◆ **PROBLEM STATEMENT**
The records below are to be copied word for word, with every picture left out.

◆ **STORED ROWS**
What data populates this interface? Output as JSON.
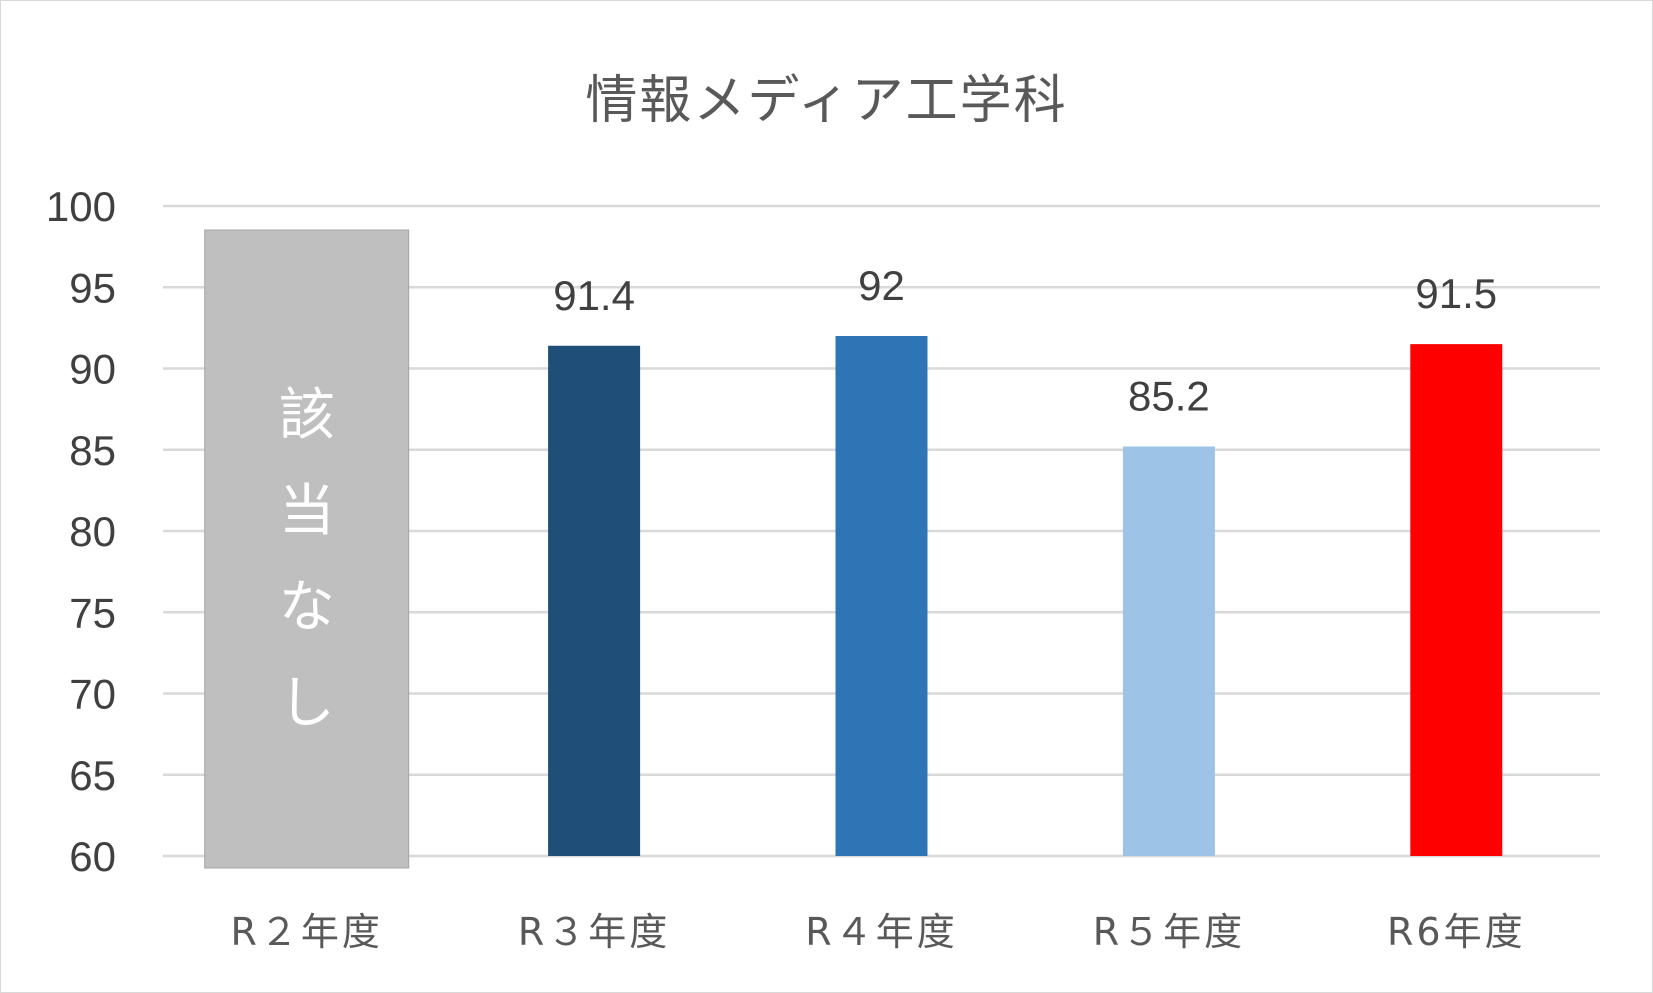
{
  "chart_data": {
    "type": "bar",
    "title": "情報メディア工学科",
    "categories": [
      "R２年度",
      "R３年度",
      "R４年度",
      "R５年度",
      "R6年度"
    ],
    "values": [
      null,
      91.4,
      92,
      85.2,
      91.5
    ],
    "data_labels": [
      "",
      "91.4",
      "92",
      "85.2",
      "91.5"
    ],
    "bar_colors": [
      "#bfbfbf",
      "#1f4e79",
      "#2e75b6",
      "#9dc3e6",
      "#ff0000"
    ],
    "not_applicable": {
      "category_index": 0,
      "label_chars": [
        "該",
        "当",
        "な",
        "し"
      ],
      "color": "#bfbfbf"
    },
    "ylim": [
      60,
      100
    ],
    "yticks": [
      "60",
      "65",
      "70",
      "75",
      "80",
      "85",
      "90",
      "95",
      "100"
    ],
    "ytick_values": [
      60,
      65,
      70,
      75,
      80,
      85,
      90,
      95,
      100
    ],
    "grid": true,
    "legend": "none",
    "xlabel": "",
    "ylabel": ""
  }
}
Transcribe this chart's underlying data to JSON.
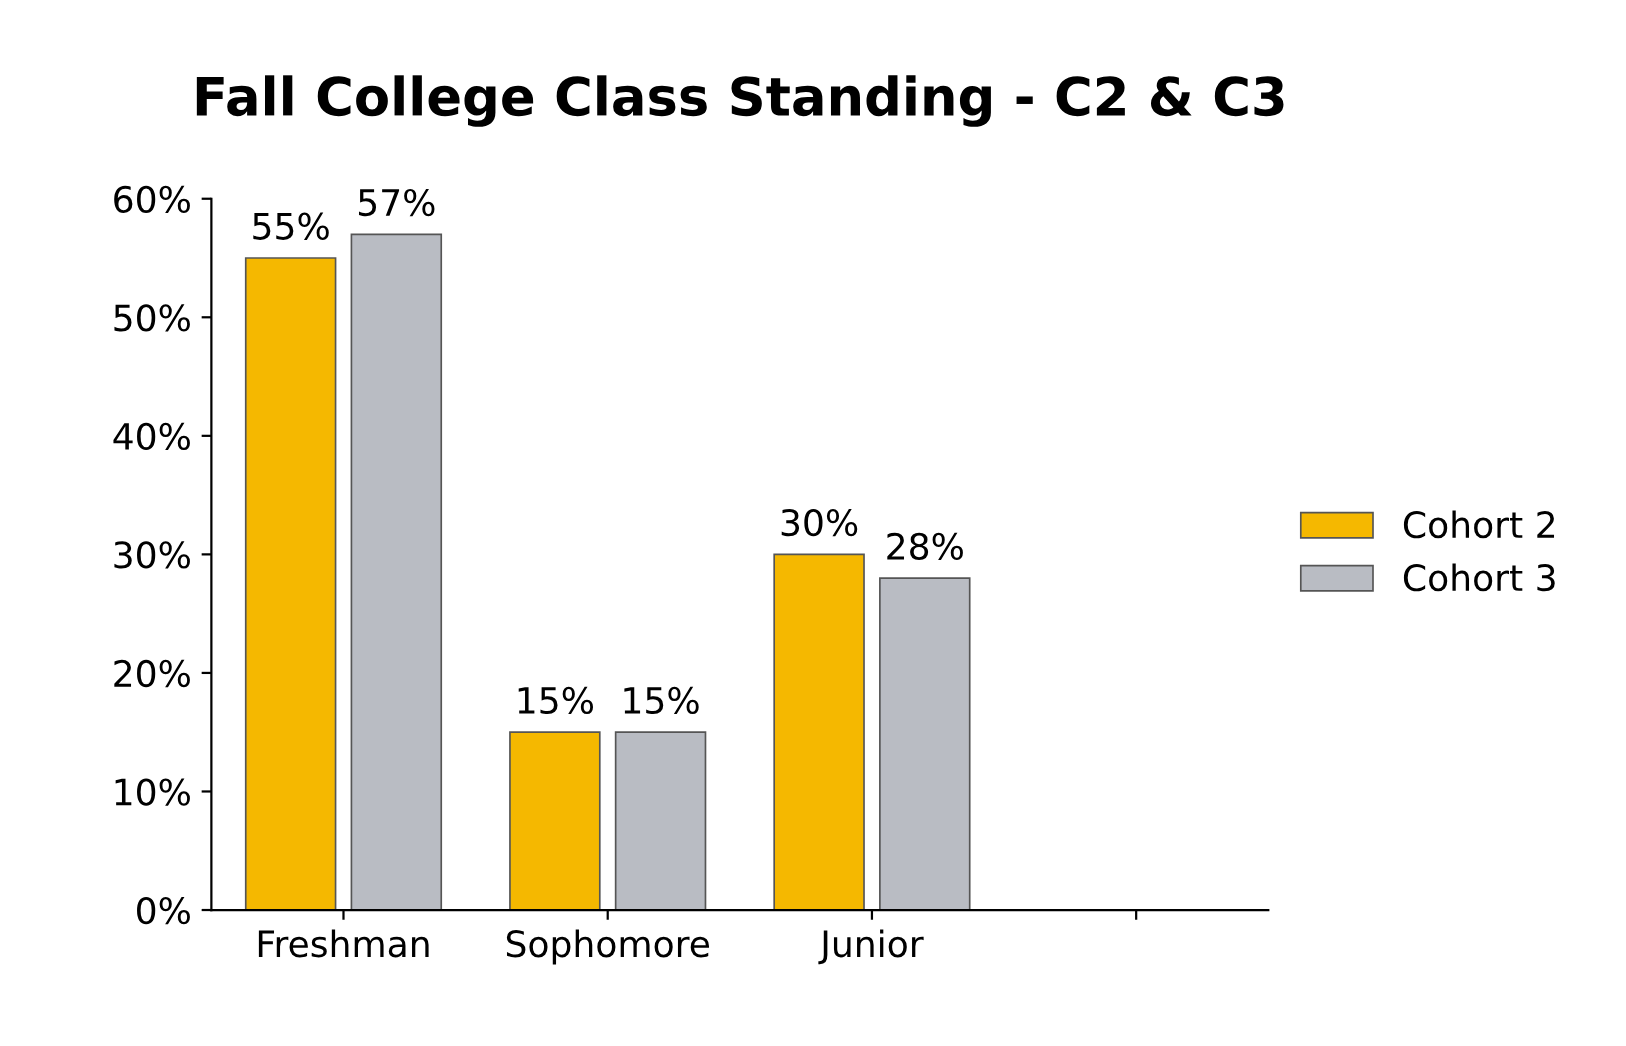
{
  "chart_data": {
    "type": "bar",
    "title": "Fall College Class Standing - C2 & C3",
    "categories": [
      "Freshman",
      "Sophomore",
      "Junior",
      null
    ],
    "series": [
      {
        "name": "Cohort 2",
        "color": "#f5b800",
        "values": [
          55,
          15,
          30,
          null
        ],
        "value_labels": [
          "55%",
          "15%",
          "30%",
          null
        ]
      },
      {
        "name": "Cohort 3",
        "color": "#b9bcc3",
        "values": [
          57,
          15,
          28,
          null
        ],
        "value_labels": [
          "57%",
          "15%",
          "28%",
          null
        ]
      }
    ],
    "ylim": [
      0,
      60
    ],
    "yticks": [
      {
        "value": 0,
        "label": "0%"
      },
      {
        "value": 10,
        "label": "10%"
      },
      {
        "value": 20,
        "label": "20%"
      },
      {
        "value": 30,
        "label": "30%"
      },
      {
        "value": 40,
        "label": "40%"
      },
      {
        "value": 50,
        "label": "50%"
      },
      {
        "value": 60,
        "label": "60%"
      }
    ],
    "grid": false,
    "legend": "right"
  }
}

◆ **REPLY**
What data populates this interface? Output as JSON.
{
  "chart_data": {
    "type": "bar",
    "title": "情報メディア工学科",
    "categories": [
      "R２年度",
      "R３年度",
      "R４年度",
      "R５年度",
      "R6年度"
    ],
    "values": [
      null,
      91.4,
      92,
      85.2,
      91.5
    ],
    "data_labels": [
      "",
      "91.4",
      "92",
      "85.2",
      "91.5"
    ],
    "bar_colors": [
      "#bfbfbf",
      "#1f4e79",
      "#2e75b6",
      "#9dc3e6",
      "#ff0000"
    ],
    "not_applicable": {
      "category_index": 0,
      "label_chars": [
        "該",
        "当",
        "な",
        "し"
      ],
      "color": "#bfbfbf"
    },
    "ylim": [
      60,
      100
    ],
    "yticks": [
      "60",
      "65",
      "70",
      "75",
      "80",
      "85",
      "90",
      "95",
      "100"
    ],
    "ytick_values": [
      60,
      65,
      70,
      75,
      80,
      85,
      90,
      95,
      100
    ],
    "grid": true,
    "legend": "none",
    "xlabel": "",
    "ylabel": ""
  }
}
Transcribe this chart's underlying data to JSON.
{
  "chart_data": {
    "type": "bar",
    "title": "Fall College Class Standing - C2 & C3",
    "categories": [
      "Freshman",
      "Sophomore",
      "Junior",
      null
    ],
    "series": [
      {
        "name": "Cohort 2",
        "color": "#f5b800",
        "values": [
          55,
          15,
          30,
          null
        ],
        "value_labels": [
          "55%",
          "15%",
          "30%",
          null
        ]
      },
      {
        "name": "Cohort 3",
        "color": "#b9bcc3",
        "values": [
          57,
          15,
          28,
          null
        ],
        "value_labels": [
          "57%",
          "15%",
          "28%",
          null
        ]
      }
    ],
    "ylim": [
      0,
      60
    ],
    "yticks": [
      {
        "value": 0,
        "label": "0%"
      },
      {
        "value": 10,
        "label": "10%"
      },
      {
        "value": 20,
        "label": "20%"
      },
      {
        "value": 30,
        "label": "30%"
      },
      {
        "value": 40,
        "label": "40%"
      },
      {
        "value": 50,
        "label": "50%"
      },
      {
        "value": 60,
        "label": "60%"
      }
    ],
    "grid": false,
    "legend": "right"
  }
}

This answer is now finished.